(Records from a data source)
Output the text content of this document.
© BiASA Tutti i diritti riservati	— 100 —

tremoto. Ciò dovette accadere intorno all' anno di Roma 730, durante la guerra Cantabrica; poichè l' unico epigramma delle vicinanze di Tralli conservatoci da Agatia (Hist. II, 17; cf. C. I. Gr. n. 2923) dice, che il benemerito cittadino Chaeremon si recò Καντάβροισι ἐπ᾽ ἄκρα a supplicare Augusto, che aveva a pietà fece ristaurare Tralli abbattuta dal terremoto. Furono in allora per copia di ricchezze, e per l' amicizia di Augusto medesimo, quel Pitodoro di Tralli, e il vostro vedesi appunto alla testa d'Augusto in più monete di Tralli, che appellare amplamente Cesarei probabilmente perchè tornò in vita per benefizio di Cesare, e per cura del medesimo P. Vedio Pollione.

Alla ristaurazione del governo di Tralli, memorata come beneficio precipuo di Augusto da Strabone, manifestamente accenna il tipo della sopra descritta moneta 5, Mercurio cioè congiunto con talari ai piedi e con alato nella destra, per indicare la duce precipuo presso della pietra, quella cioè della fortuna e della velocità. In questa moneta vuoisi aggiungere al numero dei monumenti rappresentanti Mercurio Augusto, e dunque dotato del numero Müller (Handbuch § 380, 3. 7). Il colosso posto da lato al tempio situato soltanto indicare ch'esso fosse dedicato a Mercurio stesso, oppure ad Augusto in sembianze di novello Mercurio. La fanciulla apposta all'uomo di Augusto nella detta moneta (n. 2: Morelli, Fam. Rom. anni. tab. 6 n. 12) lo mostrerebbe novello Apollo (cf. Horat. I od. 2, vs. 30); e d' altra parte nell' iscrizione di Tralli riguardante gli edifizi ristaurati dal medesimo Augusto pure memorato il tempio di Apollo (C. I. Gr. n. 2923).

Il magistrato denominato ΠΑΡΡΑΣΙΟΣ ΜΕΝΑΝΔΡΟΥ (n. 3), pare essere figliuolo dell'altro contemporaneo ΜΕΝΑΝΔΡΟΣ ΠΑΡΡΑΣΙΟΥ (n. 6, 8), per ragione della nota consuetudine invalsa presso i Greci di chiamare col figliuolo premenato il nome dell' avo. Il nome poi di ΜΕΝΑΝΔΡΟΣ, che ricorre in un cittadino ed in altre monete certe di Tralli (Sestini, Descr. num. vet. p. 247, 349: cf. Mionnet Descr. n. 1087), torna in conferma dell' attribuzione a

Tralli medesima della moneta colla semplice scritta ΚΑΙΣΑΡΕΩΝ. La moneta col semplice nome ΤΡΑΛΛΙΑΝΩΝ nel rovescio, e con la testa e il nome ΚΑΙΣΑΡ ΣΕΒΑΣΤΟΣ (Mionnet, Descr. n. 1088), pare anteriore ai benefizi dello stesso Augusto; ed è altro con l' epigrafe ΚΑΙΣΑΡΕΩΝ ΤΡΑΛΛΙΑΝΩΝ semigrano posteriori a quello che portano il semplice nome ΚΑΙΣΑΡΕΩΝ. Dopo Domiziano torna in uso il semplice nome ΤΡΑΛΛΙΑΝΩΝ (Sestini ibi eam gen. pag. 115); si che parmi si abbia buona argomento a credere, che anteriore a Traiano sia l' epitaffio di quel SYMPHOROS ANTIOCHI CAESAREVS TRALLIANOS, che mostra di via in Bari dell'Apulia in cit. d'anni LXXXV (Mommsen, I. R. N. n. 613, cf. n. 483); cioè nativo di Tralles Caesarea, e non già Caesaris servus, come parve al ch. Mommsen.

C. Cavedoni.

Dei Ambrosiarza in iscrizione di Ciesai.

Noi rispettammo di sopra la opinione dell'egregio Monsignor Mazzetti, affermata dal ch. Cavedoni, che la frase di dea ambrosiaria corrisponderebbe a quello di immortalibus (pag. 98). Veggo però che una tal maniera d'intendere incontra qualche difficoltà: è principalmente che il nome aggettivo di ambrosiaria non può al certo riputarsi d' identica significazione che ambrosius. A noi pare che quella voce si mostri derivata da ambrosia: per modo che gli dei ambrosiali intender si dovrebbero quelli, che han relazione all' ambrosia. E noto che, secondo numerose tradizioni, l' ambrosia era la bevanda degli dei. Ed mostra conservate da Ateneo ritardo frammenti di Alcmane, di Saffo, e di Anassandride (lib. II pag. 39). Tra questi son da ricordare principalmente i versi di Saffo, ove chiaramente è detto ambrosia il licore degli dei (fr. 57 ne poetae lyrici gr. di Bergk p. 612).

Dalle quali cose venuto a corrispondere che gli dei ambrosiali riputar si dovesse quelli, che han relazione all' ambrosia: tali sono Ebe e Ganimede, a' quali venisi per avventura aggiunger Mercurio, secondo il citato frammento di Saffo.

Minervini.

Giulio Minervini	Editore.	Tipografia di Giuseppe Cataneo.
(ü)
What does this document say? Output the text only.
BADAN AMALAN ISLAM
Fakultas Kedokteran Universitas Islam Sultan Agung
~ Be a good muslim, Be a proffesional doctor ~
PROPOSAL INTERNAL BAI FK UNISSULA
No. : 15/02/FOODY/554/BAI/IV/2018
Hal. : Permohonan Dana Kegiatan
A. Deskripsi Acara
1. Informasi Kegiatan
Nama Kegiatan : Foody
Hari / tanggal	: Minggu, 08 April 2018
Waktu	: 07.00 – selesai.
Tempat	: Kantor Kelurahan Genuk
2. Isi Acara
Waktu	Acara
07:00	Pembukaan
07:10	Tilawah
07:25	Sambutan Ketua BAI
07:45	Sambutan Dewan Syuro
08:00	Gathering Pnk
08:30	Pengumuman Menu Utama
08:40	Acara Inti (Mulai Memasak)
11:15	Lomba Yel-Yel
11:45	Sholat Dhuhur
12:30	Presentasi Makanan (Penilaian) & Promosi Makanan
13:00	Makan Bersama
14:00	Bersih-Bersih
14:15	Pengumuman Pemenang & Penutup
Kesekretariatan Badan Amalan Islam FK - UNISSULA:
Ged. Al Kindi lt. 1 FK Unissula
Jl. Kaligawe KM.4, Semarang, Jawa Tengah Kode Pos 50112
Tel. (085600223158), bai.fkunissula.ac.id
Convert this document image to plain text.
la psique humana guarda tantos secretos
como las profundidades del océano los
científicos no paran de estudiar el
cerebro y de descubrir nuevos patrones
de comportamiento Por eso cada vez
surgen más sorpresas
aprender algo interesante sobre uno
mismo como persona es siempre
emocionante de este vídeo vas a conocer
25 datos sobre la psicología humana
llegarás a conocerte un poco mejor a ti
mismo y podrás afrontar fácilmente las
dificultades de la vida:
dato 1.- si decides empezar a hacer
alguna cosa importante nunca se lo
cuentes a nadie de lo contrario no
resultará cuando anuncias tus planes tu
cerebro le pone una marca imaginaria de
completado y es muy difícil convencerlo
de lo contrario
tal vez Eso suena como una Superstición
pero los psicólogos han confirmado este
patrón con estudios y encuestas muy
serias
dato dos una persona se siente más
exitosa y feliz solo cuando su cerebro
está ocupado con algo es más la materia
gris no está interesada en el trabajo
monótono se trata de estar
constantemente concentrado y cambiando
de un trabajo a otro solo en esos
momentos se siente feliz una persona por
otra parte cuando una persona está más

Exercise prompt
Extract lines where the string "contrario" occurs.

Response for this exercise
cuentes a nadie de lo contrario no
de lo contrario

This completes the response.